#### [Task to complete]
Print the records below exactly as they appear.

= = = = = = =

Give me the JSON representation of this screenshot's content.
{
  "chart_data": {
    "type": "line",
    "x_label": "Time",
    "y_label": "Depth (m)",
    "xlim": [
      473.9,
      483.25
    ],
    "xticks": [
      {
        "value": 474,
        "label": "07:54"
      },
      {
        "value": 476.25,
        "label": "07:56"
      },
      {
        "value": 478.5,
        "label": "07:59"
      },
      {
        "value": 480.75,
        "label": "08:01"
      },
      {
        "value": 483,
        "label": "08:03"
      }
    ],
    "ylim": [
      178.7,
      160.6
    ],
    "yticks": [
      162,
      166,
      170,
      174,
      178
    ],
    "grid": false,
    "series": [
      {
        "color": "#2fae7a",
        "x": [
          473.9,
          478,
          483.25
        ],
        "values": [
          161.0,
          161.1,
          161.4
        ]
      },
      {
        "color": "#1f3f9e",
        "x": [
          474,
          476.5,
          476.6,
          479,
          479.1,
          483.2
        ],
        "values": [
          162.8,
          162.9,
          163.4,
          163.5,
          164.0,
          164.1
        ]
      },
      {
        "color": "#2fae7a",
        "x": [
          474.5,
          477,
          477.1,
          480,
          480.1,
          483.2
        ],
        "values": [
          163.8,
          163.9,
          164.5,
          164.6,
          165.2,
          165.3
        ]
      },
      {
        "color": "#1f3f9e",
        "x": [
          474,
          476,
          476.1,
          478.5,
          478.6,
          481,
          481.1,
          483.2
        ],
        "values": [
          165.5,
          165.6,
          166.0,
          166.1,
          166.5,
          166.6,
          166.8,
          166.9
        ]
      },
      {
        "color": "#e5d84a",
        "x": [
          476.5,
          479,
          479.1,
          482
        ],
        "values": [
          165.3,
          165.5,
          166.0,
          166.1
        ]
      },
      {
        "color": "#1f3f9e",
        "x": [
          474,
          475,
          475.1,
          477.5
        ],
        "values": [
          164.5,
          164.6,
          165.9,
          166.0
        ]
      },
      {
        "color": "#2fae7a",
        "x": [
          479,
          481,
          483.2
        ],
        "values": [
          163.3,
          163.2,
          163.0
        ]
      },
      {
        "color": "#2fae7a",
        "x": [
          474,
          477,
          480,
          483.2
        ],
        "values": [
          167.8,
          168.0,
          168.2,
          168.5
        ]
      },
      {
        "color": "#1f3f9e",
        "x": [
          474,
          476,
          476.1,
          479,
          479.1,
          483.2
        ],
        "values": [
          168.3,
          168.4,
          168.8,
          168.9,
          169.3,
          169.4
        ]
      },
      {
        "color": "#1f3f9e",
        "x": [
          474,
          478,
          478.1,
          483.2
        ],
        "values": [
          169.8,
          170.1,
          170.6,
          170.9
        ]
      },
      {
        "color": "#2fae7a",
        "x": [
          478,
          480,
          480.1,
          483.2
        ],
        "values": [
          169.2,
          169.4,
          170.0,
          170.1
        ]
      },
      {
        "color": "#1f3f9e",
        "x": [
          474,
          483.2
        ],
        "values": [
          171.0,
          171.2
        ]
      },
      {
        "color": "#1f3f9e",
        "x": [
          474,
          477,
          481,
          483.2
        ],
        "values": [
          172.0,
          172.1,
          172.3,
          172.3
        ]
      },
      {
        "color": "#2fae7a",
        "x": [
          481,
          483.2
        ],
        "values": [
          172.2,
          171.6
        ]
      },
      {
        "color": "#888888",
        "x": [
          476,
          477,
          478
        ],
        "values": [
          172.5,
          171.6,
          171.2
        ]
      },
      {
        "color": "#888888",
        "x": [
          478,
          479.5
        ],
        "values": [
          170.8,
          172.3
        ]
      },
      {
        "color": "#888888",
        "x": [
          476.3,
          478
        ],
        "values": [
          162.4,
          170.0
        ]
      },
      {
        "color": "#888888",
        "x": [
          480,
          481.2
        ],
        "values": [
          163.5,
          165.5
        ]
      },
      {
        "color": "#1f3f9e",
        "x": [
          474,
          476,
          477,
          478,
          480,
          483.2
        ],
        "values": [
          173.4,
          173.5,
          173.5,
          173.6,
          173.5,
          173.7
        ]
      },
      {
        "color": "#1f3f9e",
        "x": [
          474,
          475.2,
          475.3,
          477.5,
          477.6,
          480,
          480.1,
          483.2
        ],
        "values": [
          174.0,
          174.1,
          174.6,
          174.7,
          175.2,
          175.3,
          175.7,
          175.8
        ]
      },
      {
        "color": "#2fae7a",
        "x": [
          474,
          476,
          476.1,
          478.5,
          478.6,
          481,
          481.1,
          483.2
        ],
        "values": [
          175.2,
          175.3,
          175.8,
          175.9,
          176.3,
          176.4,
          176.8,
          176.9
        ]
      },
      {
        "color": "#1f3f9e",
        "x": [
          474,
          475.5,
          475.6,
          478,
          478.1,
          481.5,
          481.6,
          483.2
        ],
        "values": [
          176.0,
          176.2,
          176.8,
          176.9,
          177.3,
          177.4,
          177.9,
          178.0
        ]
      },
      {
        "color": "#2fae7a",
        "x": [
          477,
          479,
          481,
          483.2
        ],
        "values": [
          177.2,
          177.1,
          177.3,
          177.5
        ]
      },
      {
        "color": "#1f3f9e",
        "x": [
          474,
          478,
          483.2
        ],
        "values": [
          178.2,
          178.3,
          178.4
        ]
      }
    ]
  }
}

= = = = = = =

#### [Solution]
Give me the JSON representation of this screenshot's content.
{
  "chart_data": {
    "type": "line",
    "x_label": "Time",
    "y_label": "Depth (m)",
    "xlim": [
      473.9,
      483.25
    ],
    "xticks": [
      {
        "value": 474,
        "label": "07:54"
      },
      {
        "value": 476.25,
        "label": "07:56"
      },
      {
        "value": 478.5,
        "label": "07:59"
      },
      {
        "value": 480.75,
        "label": "08:01"
      },
      {
        "value": 483,
        "label": "08:03"
      }
    ],
    "ylim": [
      178.7,
      160.6
    ],
    "yticks": [
      162,
      166,
      170,
      174,
      178
    ],
    "grid": false,
    "series": [
      {
        "color": "#2fae7a",
        "x": [
          473.9,
          478,
          483.25
        ],
        "values": [
          161.0,
          161.1,
          161.4
        ]
      },
      {
        "color": "#1f3f9e",
        "x": [
          474,
          476.5,
          476.6,
          479,
          479.1,
          483.2
        ],
        "values": [
          162.8,
          162.9,
          163.4,
          163.5,
          164.0,
          164.1
        ]
      },
      {
        "color": "#2fae7a",
        "x": [
          474.5,
          477,
          477.1,
          480,
          480.1,
          483.2
        ],
        "values": [
          163.8,
          163.9,
          164.5,
          164.6,
          165.2,
          165.3
        ]
      },
      {
        "color": "#1f3f9e",
        "x": [
          474,
          476,
          476.1,
          478.5,
          478.6,
          481,
          481.1,
          483.2
        ],
        "values": [
          165.5,
          165.6,
          166.0,
          166.1,
          166.5,
          166.6,
          166.8,
          166.9
        ]
      },
      {
        "color": "#e5d84a",
        "x": [
          476.5,
          479,
          479.1,
          482
        ],
        "values": [
          165.3,
          165.5,
          166.0,
          166.1
        ]
      },
      {
        "color": "#1f3f9e",
        "x": [
          474,
          475,
          475.1,
          477.5
        ],
        "values": [
          164.5,
          164.6,
          165.9,
          166.0
        ]
      },
      {
        "color": "#2fae7a",
        "x": [
          479,
          481,
          483.2
        ],
        "values": [
          163.3,
          163.2,
          163.0
        ]
      },
      {
        "color": "#2fae7a",
        "x": [
          474,
          477,
          480,
          483.2
        ],
        "values": [
          167.8,
          168.0,
          168.2,
          168.5
        ]
      },
      {
        "color": "#1f3f9e",
        "x": [
          474,
          476,
          476.1,
          479,
          479.1,
          483.2
        ],
        "values": [
          168.3,
          168.4,
          168.8,
          168.9,
          169.3,
          169.4
        ]
      },
      {
        "color": "#1f3f9e",
        "x": [
          474,
          478,
          478.1,
          483.2
        ],
        "values": [
          169.8,
          170.1,
          170.6,
          170.9
        ]
      },
      {
        "color": "#2fae7a",
        "x": [
          478,
          480,
          480.1,
          483.2
        ],
        "values": [
          169.2,
          169.4,
          170.0,
          170.1
        ]
      },
      {
        "color": "#1f3f9e",
        "x": [
          474,
          483.2
        ],
        "values": [
          171.0,
          171.2
        ]
      },
      {
        "color": "#1f3f9e",
        "x": [
          474,
          477,
          481,
          483.2
        ],
        "values": [
          172.0,
          172.1,
          172.3,
          172.3
        ]
      },
      {
        "color": "#2fae7a",
        "x": [
          481,
          483.2
        ],
        "values": [
          172.2,
          171.6
        ]
      },
      {
        "color": "#888888",
        "x": [
          476,
          477,
          478
        ],
        "values": [
          172.5,
          171.6,
          171.2
        ]
      },
      {
        "color": "#888888",
        "x": [
          478,
          479.5
        ],
        "values": [
          170.8,
          172.3
        ]
      },
      {
        "color": "#888888",
        "x": [
          476.3,
          478
        ],
        "values": [
          162.4,
          170.0
        ]
      },
      {
        "color": "#888888",
        "x": [
          480,
          481.2
        ],
        "values": [
          163.5,
          165.5
        ]
      },
      {
        "color": "#1f3f9e",
        "x": [
          474,
          476,
          477,
          478,
          480,
          483.2
        ],
        "values": [
          173.4,
          173.5,
          173.5,
          173.6,
          173.5,
          173.7
        ]
      },
      {
        "color": "#1f3f9e",
        "x": [
          474,
          475.2,
          475.3,
          477.5,
          477.6,
          480,
          480.1,
          483.2
        ],
        "values": [
          174.0,
          174.1,
          174.6,
          174.7,
          175.2,
          175.3,
          175.7,
          175.8
        ]
      },
      {
        "color": "#2fae7a",
        "x": [
          474,
          476,
          476.1,
          478.5,
          478.6,
          481,
          481.1,
          483.2
        ],
        "values": [
          175.2,
          175.3,
          175.8,
          175.9,
          176.3,
          176.4,
          176.8,
          176.9
        ]
      },
      {
        "color": "#1f3f9e",
        "x": [
          474,
          475.5,
          475.6,
          478,
          478.1,
          481.5,
          481.6,
          483.2
        ],
        "values": [
          176.0,
          176.2,
          176.8,
          176.9,
          177.3,
          177.4,
          177.9,
          178.0
        ]
      },
      {
        "color": "#2fae7a",
        "x": [
          477,
          479,
          481,
          483.2
        ],
        "values": [
          177.2,
          177.1,
          177.3,
          177.5
        ]
      },
      {
        "color": "#1f3f9e",
        "x": [
          474,
          478,
          483.2
        ],
        "values": [
          178.2,
          178.3,
          178.4
        ]
      }
    ]
  }
}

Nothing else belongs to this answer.